> Goal: Lines from the one containing "Convert this screenshot" through the end of the data are to be returned exactly, and no others.
─── Given information ───
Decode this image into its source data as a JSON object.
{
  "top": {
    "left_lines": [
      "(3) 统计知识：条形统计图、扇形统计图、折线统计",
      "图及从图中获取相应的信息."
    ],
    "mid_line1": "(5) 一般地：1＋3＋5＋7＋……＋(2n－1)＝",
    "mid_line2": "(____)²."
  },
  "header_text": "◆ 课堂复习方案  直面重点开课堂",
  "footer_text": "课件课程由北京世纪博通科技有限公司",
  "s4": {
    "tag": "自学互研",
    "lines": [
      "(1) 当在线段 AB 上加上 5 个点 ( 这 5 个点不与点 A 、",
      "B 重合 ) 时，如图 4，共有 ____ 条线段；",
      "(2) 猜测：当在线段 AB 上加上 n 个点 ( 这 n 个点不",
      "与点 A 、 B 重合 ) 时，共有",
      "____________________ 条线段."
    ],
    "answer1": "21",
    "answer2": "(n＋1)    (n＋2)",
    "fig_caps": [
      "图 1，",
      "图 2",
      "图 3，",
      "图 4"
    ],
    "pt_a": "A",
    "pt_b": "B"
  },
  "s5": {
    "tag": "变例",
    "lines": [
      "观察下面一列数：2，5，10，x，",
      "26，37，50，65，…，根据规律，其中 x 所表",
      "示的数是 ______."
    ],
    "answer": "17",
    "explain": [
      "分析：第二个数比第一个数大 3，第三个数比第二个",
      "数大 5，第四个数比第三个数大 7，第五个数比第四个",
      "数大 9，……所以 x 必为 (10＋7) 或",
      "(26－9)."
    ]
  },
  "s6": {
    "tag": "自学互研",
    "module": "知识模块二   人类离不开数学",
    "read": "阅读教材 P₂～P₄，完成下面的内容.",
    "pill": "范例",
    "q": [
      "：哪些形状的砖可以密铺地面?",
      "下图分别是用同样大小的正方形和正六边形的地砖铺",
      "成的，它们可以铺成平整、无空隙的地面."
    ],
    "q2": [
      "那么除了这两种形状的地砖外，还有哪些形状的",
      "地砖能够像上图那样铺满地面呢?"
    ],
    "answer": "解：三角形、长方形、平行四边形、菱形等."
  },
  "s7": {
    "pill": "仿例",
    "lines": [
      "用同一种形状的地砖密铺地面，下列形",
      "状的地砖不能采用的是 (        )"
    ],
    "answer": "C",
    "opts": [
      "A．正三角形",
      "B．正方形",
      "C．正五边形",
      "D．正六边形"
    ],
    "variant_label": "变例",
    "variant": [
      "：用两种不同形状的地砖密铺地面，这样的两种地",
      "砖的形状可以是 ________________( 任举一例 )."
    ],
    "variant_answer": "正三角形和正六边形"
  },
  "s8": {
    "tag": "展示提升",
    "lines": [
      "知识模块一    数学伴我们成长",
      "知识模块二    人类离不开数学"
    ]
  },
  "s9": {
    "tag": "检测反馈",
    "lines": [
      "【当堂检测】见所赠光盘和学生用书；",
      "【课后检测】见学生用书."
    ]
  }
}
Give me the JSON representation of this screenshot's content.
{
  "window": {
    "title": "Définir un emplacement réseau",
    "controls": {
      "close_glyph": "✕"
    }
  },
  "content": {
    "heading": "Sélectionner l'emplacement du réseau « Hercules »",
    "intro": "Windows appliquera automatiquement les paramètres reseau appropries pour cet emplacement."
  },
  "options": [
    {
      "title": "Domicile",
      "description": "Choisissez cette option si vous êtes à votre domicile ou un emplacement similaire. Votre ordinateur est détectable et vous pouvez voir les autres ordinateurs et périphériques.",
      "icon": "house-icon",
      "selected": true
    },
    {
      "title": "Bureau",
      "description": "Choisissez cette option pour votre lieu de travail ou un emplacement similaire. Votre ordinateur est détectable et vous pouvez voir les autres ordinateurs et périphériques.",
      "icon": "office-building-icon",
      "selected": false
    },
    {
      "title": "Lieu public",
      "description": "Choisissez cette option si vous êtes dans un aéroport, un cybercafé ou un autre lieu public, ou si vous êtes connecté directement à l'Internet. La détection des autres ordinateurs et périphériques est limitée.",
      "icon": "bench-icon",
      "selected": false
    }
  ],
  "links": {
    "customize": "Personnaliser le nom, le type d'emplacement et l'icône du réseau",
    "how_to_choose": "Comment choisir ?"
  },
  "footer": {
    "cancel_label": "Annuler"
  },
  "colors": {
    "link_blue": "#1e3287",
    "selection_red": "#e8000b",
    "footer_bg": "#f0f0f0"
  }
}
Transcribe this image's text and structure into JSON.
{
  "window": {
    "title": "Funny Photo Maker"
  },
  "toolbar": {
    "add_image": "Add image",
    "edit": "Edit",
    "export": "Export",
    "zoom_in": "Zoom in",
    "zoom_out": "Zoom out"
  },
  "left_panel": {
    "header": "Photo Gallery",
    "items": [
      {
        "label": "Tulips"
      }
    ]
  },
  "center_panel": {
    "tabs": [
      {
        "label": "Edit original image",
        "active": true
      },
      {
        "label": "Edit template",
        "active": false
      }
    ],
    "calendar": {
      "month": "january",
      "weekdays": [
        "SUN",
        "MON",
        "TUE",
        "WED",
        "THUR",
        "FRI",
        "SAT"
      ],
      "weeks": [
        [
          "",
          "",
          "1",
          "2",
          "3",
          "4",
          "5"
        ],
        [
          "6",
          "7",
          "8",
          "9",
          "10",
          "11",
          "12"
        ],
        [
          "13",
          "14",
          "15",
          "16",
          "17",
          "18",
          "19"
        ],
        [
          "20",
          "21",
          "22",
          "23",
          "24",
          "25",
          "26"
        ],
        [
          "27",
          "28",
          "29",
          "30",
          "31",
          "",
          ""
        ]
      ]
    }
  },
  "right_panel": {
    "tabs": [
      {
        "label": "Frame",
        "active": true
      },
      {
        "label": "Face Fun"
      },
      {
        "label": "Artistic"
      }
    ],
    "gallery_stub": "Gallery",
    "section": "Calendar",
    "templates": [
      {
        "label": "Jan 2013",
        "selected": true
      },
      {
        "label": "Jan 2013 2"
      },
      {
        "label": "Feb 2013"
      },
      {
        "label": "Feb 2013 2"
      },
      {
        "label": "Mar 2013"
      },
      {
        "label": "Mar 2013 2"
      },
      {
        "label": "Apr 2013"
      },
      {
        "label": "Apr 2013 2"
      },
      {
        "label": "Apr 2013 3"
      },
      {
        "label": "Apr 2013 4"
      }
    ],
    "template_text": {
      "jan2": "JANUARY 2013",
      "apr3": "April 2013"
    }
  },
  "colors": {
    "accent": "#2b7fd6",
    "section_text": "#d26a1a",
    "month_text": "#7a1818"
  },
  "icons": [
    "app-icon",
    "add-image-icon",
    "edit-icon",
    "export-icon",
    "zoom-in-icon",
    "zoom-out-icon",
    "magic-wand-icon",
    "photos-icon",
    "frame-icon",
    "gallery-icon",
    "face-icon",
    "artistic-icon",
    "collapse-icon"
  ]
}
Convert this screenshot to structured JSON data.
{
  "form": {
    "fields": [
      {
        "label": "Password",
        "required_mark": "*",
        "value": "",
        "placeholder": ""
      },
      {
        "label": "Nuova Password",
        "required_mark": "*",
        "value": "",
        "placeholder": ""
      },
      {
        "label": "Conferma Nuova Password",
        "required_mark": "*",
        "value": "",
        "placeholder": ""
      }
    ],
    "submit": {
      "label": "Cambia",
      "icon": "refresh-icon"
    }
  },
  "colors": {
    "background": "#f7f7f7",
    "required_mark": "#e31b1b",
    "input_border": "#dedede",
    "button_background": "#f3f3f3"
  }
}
───
> Response to this exercise:
Convert this screenshot to structured JSON data.
{
  "form": {
    "fields": [
      {
        "label": "Password",
        "required_mark": "*",
        "value": "",
        "placeholder": ""
      },
      {
        "label": "Nuova Password",
        "required_mark": "*",
        "value": "",
        "placeholder": ""
      },
      {
        "label": "Conferma Nuova Password",
        "required_mark": "*",
        "value": "",
        "placeholder": ""
      }
    ],
    "submit": {
      "label": "Cambia",
      "icon": "refresh-icon"
    }
  },
  "colors": {
    "background": "#f7f7f7",
    "required_mark": "#e31b1b",
    "input_border": "#dedede",
    "button_background": "#f3f3f3"
  }
}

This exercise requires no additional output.